**EXTRACT TO READ:**

########################################

Although Shaw hints that the characters in Don Juan in Hell are to be played by characters in Man and Superman, the intent for this reading is to have those roles played by different characters to give opportunities to as many actors as possible.

CASTING BREAKDOWN (10m, 5f) (in order of appearance) – These roles can be played by actors and actresses of any race:

Roebuck Ramsden (male, 55+) – an aging civil reformer who was friend to the late Mr. Whitefield. Although he is politically radical, he is socially conservative – to the extent of being proper, almost stodgy.

Octavius Robinson (male, 20-30) – an amiable young man who is in love with Ann Whitefield. He is comfortably wealthy and an aesthete and poet – very “sensitive.”

John Tanner (male, 25-50), also called “Jack Tanner” – a well-educated, well-spoken man who takes everything seriously, including himself; a “political firebrand and confirmed bachelor.” He wrote a book called “A Revolutionist’s Handbook and Pocket Companion by John Tanner, M.I.R.C. (Member of the Idle Rich Class).”

Ann Whitefield (female 20-35) – a young woman, graceful, somewhat enigmatic. She’s catnip, and she knows it. She uses her beauty to exercise as much persuasive power as a woman at the beginning of the 20th century can wield. She’s very good at manipulating people to get what she wants.

Mrs. Whitefield (female 50+) – Ann’s mother. She is meek and somewhat washed-out. She is aware of Ann’s tactics and tries to warn other people, but they don’t take her seriously.

Miss Ramsden (female 50+) – Roebuck’s sister. An upright and stern maiden lady. She knows what is proper and will not accept any compromises.

Violet Robinson (female 20-30) – sister of Octavius Robinson. She has just been determined to be pregnant, but won’t tell any of her family who the father is. She is headstrong and willful.

Henry Straker (male, 20-40), chauffeur with a cockney accent. He loves automobiles (which are very new in 1903), and is proud of his background – actually feeling sorry for the upper class.

########################################

**MATERIAL PROVIDED:**
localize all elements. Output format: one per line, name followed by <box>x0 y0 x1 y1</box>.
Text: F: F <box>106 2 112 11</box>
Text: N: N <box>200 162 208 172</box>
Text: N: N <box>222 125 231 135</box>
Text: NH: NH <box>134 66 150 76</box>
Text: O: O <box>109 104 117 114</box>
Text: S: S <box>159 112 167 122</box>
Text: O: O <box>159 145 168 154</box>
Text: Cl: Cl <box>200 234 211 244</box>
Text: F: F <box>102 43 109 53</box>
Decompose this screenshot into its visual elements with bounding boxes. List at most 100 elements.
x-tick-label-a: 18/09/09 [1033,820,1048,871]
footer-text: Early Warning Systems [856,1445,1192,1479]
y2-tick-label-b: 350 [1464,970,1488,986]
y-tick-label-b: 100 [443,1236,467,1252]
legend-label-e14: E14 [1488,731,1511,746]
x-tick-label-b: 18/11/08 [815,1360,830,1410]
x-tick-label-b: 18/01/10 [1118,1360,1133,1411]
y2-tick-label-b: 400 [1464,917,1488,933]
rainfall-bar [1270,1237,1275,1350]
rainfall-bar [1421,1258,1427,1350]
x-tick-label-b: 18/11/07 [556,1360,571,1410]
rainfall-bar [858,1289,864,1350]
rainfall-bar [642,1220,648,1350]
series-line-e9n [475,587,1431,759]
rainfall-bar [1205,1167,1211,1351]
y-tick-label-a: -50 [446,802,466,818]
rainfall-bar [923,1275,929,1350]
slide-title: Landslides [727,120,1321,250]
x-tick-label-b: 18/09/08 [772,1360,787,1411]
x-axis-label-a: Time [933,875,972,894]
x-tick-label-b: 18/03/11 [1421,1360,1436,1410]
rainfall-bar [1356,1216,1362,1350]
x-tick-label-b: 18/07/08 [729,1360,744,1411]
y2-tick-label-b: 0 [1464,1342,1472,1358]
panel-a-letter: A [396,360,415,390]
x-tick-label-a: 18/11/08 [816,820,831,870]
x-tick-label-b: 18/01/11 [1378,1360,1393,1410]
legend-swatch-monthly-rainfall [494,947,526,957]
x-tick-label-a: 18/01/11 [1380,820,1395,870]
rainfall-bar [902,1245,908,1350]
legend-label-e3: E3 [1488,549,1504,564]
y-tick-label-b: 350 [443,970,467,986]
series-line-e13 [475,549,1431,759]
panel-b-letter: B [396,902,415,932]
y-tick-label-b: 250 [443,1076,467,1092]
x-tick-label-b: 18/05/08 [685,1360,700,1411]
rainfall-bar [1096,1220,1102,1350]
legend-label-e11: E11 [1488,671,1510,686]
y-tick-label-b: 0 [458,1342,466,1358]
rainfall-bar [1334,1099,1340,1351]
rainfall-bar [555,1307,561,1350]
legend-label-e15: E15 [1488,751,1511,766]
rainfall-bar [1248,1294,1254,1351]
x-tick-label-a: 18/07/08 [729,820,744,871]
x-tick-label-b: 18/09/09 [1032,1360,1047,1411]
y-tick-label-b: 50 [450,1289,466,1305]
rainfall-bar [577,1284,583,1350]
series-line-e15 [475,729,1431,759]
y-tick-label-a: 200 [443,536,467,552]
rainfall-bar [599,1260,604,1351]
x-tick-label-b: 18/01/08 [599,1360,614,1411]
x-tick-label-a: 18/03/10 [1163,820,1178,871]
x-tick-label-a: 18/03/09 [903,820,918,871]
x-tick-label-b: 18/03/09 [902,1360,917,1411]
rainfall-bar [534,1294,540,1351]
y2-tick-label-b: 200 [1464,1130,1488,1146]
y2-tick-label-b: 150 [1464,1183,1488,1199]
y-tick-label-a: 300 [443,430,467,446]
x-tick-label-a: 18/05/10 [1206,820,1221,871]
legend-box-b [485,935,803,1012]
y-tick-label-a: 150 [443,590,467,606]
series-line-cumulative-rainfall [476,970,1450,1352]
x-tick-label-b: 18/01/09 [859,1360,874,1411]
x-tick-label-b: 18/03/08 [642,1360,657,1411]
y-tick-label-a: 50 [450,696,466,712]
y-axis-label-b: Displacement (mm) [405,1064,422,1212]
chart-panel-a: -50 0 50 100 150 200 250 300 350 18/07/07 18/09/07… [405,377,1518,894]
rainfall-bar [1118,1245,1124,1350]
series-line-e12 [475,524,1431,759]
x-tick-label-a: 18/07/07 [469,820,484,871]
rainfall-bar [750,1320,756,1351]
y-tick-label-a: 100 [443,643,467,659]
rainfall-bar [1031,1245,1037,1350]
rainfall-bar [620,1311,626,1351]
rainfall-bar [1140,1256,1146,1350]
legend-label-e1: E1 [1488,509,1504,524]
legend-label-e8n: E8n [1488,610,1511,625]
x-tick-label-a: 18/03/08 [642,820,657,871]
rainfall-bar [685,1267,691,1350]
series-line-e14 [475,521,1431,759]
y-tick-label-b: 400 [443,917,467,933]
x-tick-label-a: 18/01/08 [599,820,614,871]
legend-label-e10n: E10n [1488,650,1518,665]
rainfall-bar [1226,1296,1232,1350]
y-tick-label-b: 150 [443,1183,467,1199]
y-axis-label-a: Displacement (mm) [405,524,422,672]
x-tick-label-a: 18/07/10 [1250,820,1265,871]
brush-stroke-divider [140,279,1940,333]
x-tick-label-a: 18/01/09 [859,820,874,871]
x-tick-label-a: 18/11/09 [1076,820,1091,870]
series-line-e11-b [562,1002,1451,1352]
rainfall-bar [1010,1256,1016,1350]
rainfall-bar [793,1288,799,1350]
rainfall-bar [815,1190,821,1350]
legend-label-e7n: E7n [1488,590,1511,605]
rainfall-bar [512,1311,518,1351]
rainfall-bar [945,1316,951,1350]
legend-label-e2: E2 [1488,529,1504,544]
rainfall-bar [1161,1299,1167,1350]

########################################

**EXERCISE SET:**
• 1. In the casting breakdown for Man and Superman, whose sister is Violet Robinson?
• 2. Resume the casting breakdown for Man and Superman after the entry for Henry Straker.

**ANSWERS PER TASK:**
• 1. Violet Robinson is the sister of Octavius Robinson.

• 2.
Hector Malone, Jr. (male, 20-40), an American gentleman of good breeding. He is proud of the differences between Americans and Brits – and, compared to them, is overly chivalrous to women, prone to oratory, and slightly offended by the coarseness in the conversation of Brits.

Mendoza (male, 40+), a Jewish anarchist and leader of brigands. Spurned by a gentile woman he loved, he gave up his conventional life and, “breaking bad,” turned to a life of crime – now robbing motor cars on a mountain pass in Spain. He is intelligent, a socialist, and adorably Shavian.

CHARACTERS OF DON JUAN IN HELL (The following four characters, in addition to their characteristics described below, should be urbane, witty, and dressed to the nines – a sort of Algonquin Round Table.) The concept is that hell is not unpleasant and that anyone can live whatever fantasy they choose, but there are no responsibilities or consequences from anyone’s actions. Heaven, on the other hand, is for people who want to make a difference in the world, and anyone can choose freely whether to go to heaven or hell.

Don Juan (male, 30+) – The former lothario of legend. He believes in the overpowering life-force and wants to go to heaven where he can have a role in assisting in the evolution of mankind.

Dona Ana (female, 27+) – Don Juan’s former love-interest. Recently arrived in hell, she retains, at first, the inhibitions of her Catholic upbringing, but, as the debate continues, she continually punctures the chauvinist assumptions of the men around her and, eventually, embraces the ideal of helping mankind evolve by perfecting the process of rearing children.

The Statue (male, 50+) – Dona Ana’s father. He is comfortable in a hedonistic life style and believes that the evolution of mankind is a futile venture.

The Devil (male, any age) – The proponent of hell. Very dry sense of humor. He doesn’t want anyone to go to heaven because it would be a political loss for him – and he also argues that mankind is doomed by technology and war and that evolution of mankind is futile.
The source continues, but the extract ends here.